━━ Exercise materials ━━

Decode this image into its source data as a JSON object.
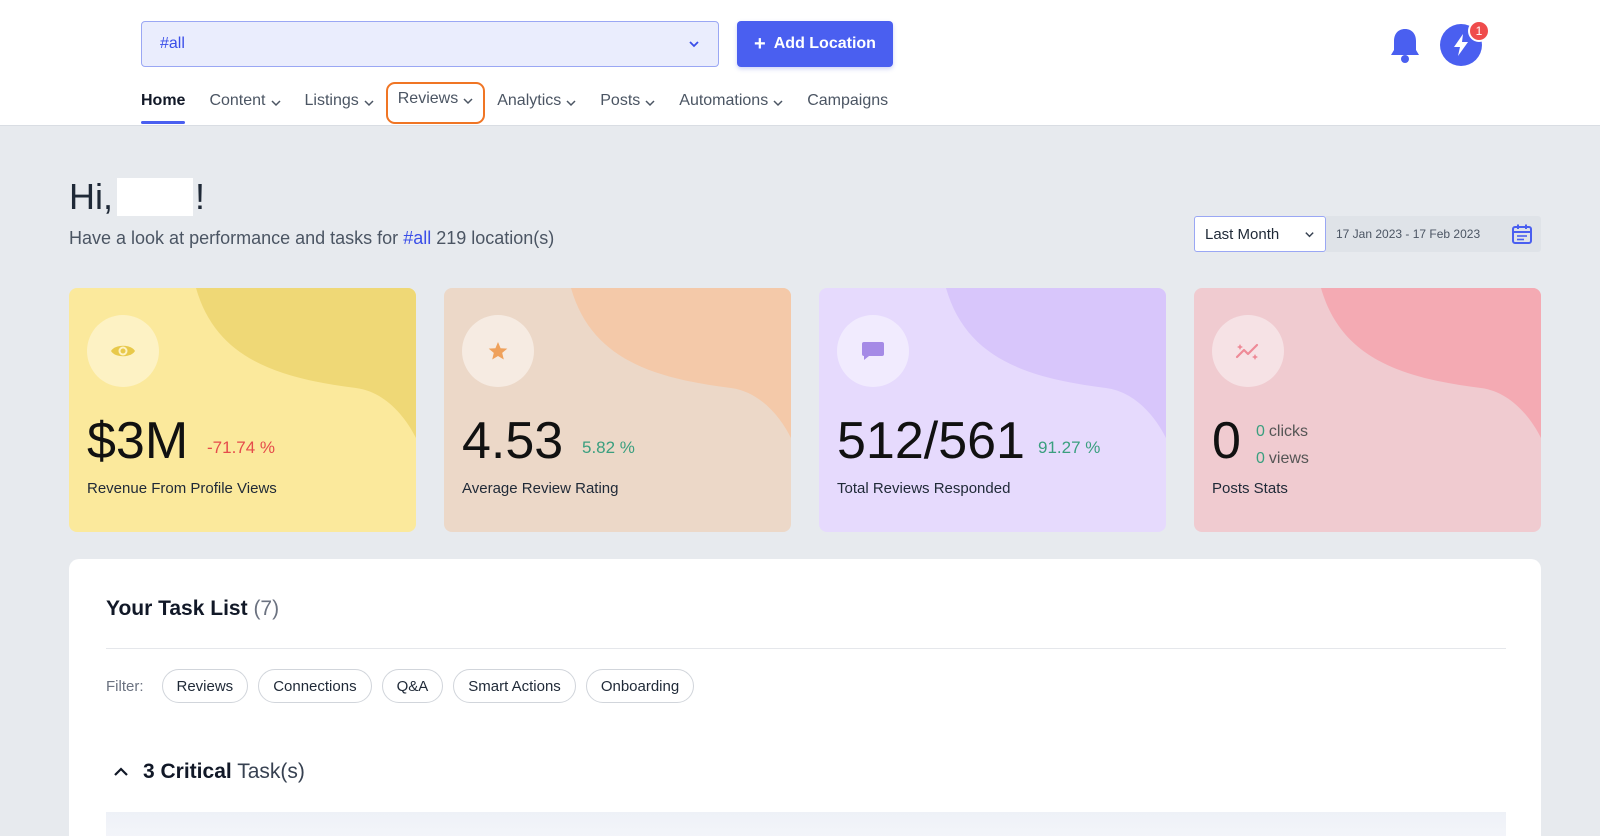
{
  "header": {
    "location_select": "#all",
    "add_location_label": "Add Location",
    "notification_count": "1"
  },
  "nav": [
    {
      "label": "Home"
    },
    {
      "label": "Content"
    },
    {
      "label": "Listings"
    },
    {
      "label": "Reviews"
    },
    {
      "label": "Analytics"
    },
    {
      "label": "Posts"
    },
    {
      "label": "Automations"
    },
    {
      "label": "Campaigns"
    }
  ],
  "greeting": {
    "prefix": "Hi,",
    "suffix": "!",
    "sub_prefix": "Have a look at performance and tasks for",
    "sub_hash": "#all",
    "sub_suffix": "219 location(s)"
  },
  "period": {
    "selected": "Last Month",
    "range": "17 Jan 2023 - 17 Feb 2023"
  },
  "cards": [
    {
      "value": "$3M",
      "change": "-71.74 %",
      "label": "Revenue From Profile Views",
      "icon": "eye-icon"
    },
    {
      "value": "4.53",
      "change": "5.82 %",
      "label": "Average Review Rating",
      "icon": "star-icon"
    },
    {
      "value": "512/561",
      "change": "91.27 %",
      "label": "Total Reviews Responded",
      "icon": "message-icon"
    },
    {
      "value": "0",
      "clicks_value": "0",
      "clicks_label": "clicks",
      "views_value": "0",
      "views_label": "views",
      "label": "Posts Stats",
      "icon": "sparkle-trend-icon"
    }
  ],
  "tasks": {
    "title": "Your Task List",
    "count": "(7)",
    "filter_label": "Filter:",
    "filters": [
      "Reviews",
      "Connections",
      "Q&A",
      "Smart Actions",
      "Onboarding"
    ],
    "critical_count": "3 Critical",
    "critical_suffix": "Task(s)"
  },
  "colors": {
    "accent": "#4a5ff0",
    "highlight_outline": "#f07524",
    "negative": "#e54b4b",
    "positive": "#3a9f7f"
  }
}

━━━
━━ Exercise materials ━━

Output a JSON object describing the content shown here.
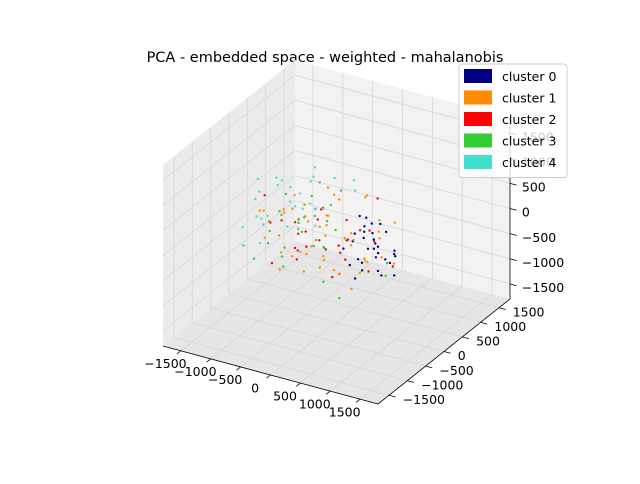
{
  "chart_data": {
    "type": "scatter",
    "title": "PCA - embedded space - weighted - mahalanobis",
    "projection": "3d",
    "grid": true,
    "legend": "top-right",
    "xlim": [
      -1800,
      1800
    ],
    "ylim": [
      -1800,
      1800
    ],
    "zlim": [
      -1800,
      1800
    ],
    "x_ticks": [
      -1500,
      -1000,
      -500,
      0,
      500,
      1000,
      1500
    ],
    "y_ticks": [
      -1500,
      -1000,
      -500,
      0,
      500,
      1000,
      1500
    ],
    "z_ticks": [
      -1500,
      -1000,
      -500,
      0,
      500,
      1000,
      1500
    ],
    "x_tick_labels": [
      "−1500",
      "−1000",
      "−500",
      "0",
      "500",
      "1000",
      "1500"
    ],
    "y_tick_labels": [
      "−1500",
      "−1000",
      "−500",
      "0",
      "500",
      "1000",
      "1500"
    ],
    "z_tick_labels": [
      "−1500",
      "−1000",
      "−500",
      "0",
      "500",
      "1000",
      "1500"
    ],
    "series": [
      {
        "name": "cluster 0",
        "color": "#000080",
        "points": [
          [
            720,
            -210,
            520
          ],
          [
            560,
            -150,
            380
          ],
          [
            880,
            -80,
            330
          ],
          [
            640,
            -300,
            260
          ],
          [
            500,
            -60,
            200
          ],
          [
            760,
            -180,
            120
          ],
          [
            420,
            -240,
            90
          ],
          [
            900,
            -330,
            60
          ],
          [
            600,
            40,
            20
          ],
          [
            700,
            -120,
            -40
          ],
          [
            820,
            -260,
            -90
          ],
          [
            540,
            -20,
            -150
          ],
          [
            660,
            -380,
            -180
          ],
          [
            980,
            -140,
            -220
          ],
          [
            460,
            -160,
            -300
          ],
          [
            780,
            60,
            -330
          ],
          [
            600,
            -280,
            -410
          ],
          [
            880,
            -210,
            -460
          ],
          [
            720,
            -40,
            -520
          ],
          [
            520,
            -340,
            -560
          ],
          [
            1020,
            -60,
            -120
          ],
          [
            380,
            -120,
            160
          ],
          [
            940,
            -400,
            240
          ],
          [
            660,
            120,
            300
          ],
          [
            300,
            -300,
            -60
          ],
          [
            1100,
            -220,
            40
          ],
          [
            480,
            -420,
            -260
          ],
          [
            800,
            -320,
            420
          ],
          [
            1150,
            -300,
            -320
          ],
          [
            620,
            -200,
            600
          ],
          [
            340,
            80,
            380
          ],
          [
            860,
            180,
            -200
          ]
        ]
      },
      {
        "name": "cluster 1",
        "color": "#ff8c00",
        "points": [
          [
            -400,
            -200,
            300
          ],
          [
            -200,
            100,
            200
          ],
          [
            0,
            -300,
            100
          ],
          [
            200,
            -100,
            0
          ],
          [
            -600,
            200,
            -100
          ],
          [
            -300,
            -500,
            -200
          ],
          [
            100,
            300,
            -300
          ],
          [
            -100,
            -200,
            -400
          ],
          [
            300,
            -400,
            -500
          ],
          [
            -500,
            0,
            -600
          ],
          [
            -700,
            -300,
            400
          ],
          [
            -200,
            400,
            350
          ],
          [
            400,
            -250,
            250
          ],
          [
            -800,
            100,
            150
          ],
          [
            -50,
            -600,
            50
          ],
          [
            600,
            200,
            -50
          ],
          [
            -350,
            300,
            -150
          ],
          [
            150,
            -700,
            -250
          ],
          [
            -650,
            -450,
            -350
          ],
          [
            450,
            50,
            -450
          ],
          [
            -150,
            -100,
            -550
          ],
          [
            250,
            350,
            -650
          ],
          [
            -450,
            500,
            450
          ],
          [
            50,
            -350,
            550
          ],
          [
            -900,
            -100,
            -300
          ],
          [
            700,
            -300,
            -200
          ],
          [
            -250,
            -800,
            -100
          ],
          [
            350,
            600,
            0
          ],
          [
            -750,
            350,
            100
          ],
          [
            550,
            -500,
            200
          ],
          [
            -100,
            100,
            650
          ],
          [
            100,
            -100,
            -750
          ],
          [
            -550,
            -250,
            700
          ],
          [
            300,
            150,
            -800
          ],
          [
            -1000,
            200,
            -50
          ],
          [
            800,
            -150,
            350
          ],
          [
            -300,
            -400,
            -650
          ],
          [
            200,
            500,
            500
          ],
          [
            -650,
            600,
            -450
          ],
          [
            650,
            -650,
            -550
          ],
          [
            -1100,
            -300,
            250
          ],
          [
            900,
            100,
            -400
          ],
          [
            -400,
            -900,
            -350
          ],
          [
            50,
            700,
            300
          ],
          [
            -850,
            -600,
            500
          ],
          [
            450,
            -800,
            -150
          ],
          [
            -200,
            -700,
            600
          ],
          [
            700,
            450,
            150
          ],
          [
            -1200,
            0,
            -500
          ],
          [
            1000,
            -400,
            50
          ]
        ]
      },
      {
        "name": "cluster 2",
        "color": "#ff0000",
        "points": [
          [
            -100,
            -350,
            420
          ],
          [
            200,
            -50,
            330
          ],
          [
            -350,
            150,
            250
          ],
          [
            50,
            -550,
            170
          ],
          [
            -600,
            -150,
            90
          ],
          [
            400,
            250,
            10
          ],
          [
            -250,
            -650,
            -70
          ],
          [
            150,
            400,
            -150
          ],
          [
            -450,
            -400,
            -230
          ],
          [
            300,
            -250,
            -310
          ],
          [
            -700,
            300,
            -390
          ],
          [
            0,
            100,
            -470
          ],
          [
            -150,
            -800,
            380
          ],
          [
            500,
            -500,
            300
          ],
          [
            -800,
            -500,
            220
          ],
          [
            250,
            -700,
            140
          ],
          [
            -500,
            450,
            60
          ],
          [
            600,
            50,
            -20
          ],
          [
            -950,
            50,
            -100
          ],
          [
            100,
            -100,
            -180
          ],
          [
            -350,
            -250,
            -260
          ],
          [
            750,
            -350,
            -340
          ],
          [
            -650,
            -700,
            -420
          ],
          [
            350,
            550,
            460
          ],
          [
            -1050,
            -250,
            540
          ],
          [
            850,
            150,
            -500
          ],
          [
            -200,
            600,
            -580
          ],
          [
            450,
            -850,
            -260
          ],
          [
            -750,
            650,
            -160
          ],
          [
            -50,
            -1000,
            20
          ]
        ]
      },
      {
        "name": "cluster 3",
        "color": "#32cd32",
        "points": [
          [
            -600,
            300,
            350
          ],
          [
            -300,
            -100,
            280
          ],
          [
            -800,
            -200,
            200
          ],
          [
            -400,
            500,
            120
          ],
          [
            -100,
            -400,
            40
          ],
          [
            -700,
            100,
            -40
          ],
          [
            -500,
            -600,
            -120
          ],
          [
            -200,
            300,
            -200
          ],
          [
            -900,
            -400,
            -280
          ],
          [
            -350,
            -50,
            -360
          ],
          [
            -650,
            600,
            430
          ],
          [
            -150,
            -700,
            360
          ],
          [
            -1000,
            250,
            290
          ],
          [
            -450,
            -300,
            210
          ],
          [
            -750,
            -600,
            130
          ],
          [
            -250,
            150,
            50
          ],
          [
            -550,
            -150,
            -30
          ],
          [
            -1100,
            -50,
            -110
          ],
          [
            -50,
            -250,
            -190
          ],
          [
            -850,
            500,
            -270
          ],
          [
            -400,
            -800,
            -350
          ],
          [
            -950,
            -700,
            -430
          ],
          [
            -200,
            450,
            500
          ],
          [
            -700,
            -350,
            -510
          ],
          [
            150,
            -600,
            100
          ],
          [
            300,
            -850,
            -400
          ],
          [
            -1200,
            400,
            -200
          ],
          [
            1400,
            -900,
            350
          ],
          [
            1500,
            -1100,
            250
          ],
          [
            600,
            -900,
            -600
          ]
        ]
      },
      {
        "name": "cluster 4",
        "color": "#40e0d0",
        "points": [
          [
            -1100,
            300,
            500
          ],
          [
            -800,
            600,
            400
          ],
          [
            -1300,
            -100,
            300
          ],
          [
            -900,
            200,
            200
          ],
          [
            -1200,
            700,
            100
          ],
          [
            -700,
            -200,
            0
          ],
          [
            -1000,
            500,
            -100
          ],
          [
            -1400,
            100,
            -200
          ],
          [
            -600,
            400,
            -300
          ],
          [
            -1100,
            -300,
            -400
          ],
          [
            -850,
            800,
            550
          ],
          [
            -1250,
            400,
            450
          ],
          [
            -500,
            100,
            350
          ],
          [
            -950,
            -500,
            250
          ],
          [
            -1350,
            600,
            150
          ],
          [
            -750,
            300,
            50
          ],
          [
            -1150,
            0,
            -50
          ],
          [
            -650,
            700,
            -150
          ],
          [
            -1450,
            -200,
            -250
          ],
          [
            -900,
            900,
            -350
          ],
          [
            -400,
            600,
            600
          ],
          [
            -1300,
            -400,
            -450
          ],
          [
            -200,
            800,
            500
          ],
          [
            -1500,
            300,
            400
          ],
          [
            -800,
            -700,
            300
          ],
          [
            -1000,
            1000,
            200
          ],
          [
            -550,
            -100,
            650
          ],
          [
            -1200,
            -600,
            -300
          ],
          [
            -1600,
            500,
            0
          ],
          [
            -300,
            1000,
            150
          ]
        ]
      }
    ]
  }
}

━━━

Stated goal
Which lines of the material contain the string "object"? List each of them.

Written answer
Decode this image into its source data as a JSON object.
Output a JSON object describing the content shown here.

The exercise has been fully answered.